(Records to use):
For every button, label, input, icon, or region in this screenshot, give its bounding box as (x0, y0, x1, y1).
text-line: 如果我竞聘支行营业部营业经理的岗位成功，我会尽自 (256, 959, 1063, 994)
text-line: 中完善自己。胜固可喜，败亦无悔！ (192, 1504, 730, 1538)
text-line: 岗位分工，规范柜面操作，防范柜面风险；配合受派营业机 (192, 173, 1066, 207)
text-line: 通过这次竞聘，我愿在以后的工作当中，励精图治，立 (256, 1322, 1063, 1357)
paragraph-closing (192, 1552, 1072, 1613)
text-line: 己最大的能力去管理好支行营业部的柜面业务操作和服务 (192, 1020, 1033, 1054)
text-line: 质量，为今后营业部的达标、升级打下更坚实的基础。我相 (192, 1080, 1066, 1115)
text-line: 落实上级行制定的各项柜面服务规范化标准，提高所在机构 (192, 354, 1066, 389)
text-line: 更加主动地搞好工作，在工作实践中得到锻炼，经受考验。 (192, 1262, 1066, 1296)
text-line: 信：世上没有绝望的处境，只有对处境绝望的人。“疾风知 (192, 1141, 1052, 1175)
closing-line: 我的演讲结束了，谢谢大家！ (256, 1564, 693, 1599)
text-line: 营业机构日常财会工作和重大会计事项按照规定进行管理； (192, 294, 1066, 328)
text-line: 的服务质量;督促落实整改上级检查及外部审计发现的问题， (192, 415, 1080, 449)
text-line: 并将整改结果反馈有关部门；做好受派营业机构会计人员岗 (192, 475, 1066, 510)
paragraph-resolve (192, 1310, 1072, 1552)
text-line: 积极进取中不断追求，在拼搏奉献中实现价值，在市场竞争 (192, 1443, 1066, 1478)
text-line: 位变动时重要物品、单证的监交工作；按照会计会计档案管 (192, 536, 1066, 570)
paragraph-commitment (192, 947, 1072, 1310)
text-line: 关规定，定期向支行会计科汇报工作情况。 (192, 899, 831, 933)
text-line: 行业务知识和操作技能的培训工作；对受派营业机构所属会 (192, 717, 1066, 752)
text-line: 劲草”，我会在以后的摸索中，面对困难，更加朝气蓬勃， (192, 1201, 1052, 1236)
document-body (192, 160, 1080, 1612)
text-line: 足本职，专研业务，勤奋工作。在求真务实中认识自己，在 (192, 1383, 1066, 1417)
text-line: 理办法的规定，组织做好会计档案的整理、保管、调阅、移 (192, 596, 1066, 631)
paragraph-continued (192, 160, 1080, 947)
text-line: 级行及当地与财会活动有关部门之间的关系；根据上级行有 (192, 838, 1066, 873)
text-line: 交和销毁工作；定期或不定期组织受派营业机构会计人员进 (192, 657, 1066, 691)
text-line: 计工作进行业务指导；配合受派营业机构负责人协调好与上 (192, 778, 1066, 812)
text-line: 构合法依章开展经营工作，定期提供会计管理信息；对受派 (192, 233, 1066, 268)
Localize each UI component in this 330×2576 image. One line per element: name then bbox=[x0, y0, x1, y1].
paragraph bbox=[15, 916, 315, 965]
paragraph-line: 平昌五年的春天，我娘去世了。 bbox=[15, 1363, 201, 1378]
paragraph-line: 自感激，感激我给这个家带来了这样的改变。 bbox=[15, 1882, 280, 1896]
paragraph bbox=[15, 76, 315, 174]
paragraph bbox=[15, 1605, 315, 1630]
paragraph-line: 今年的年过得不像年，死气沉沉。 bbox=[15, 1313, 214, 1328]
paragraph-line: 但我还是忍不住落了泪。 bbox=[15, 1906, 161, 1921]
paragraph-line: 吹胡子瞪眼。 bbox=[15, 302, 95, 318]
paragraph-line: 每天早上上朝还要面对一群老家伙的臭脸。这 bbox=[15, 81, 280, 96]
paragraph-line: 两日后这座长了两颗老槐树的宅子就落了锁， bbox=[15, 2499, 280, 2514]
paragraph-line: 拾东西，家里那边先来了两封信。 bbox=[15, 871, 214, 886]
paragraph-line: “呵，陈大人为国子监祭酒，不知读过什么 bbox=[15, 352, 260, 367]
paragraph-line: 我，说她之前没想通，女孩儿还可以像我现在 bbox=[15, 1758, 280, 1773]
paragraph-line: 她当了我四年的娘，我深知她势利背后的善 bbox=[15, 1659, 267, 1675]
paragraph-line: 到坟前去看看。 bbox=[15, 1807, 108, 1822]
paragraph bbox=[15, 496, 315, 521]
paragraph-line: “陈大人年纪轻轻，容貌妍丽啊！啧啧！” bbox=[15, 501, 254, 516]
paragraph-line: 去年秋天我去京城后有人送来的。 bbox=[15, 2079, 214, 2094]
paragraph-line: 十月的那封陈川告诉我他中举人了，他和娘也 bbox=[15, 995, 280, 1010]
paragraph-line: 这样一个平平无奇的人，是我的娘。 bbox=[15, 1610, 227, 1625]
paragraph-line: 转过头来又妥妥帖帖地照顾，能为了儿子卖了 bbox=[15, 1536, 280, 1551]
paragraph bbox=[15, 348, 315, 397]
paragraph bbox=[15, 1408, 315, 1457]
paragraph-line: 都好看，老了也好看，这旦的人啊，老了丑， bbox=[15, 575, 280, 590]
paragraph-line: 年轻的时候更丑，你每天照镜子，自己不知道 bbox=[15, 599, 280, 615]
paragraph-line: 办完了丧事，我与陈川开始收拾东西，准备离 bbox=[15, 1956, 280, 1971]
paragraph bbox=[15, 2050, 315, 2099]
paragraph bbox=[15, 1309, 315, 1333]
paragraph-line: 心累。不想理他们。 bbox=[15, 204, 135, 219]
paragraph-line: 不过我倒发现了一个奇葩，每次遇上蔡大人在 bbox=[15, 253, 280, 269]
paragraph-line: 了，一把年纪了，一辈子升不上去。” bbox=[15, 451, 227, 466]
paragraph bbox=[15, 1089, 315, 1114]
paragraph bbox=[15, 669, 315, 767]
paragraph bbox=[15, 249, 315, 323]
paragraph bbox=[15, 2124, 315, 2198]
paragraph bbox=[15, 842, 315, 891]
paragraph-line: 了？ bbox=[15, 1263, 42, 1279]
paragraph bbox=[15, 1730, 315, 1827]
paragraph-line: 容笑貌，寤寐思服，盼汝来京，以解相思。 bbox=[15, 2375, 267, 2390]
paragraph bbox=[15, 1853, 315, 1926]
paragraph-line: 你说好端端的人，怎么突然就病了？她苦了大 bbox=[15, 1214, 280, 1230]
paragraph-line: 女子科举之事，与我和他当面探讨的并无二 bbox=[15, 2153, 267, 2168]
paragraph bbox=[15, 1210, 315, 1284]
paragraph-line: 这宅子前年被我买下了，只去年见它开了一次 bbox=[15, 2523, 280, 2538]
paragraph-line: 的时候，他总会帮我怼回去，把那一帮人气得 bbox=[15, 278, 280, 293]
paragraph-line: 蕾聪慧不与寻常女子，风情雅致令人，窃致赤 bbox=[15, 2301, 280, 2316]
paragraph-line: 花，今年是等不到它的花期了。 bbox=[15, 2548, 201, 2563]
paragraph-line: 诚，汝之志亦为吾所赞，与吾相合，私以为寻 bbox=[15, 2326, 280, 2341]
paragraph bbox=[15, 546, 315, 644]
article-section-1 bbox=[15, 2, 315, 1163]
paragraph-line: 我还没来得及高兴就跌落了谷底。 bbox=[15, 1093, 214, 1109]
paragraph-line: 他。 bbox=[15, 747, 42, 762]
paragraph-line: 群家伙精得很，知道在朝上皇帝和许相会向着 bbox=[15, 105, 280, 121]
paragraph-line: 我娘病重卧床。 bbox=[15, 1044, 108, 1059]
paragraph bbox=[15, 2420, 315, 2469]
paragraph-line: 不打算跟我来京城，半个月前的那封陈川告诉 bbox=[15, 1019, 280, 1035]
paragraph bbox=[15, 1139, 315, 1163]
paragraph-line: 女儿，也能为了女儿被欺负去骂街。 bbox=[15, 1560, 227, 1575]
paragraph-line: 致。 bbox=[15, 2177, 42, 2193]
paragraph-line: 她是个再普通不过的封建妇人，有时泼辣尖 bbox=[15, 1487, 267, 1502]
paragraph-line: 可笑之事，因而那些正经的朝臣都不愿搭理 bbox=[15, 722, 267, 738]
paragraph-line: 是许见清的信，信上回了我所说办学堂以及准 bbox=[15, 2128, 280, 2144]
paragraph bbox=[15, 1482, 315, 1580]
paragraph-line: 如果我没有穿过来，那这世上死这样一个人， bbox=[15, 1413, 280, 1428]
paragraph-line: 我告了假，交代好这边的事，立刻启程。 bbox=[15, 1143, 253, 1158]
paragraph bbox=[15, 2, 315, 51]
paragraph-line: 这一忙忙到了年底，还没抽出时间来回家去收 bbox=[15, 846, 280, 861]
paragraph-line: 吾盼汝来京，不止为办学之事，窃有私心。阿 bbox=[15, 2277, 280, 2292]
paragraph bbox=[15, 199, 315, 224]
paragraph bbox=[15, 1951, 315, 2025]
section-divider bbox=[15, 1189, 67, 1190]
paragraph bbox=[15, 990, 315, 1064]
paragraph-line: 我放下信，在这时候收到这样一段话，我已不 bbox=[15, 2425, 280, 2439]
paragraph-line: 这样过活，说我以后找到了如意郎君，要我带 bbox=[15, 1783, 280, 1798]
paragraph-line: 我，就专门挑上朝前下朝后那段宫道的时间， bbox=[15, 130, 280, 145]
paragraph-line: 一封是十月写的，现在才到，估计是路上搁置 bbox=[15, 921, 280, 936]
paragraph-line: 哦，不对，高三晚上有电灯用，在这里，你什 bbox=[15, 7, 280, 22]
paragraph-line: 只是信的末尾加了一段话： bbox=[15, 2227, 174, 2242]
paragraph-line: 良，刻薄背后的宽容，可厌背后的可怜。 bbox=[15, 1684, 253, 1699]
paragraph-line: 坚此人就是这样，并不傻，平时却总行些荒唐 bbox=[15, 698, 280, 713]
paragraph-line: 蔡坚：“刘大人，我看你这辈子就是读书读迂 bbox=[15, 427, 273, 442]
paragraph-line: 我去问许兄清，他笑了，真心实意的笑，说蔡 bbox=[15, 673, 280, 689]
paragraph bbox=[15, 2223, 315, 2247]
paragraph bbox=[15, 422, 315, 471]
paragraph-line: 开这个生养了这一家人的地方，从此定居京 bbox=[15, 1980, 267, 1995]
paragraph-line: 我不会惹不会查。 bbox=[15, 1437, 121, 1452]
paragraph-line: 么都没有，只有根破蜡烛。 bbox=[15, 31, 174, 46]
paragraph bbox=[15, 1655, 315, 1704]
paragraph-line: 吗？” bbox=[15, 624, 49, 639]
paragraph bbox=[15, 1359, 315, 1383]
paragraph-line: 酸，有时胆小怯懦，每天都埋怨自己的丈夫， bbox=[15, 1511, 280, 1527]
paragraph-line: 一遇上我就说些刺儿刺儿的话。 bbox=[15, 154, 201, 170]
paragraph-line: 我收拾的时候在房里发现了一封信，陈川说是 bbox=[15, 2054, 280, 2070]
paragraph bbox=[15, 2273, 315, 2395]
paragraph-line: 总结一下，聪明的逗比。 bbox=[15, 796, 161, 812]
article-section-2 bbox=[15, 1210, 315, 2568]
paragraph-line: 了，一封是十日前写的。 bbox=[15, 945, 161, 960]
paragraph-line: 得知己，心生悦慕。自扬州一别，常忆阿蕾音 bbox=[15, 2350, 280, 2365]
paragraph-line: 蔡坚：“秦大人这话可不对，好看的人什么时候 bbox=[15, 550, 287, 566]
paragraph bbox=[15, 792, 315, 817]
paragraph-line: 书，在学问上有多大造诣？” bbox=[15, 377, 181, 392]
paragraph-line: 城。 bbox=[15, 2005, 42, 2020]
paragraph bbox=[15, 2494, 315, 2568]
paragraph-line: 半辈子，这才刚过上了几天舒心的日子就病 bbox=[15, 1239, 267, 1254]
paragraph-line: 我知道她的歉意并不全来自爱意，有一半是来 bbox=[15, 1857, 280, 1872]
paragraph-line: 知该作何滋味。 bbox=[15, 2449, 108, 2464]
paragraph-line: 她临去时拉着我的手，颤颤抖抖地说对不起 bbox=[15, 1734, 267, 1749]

(Required work): Please write out the listing word for word, from its first line down to and including the line that contains "text-line: 己最大的能力去管理好支行营业部的柜面业务操作和服务 (192, 1020, 1033, 1054)".

(Solution):
For every button, label, input, icon, or region in this screenshot, give its bounding box as (x0, y0, x1, y1).
text-line: 如果我竞聘支行营业部营业经理的岗位成功，我会尽自 (256, 959, 1063, 994)
text-line: 中完善自己。胜固可喜，败亦无悔！ (192, 1504, 730, 1538)
text-line: 岗位分工，规范柜面操作，防范柜面风险；配合受派营业机 (192, 173, 1066, 207)
text-line: 通过这次竞聘，我愿在以后的工作当中，励精图治，立 (256, 1322, 1063, 1357)
paragraph-closing (192, 1552, 1072, 1613)
text-line: 己最大的能力去管理好支行营业部的柜面业务操作和服务 (192, 1020, 1033, 1054)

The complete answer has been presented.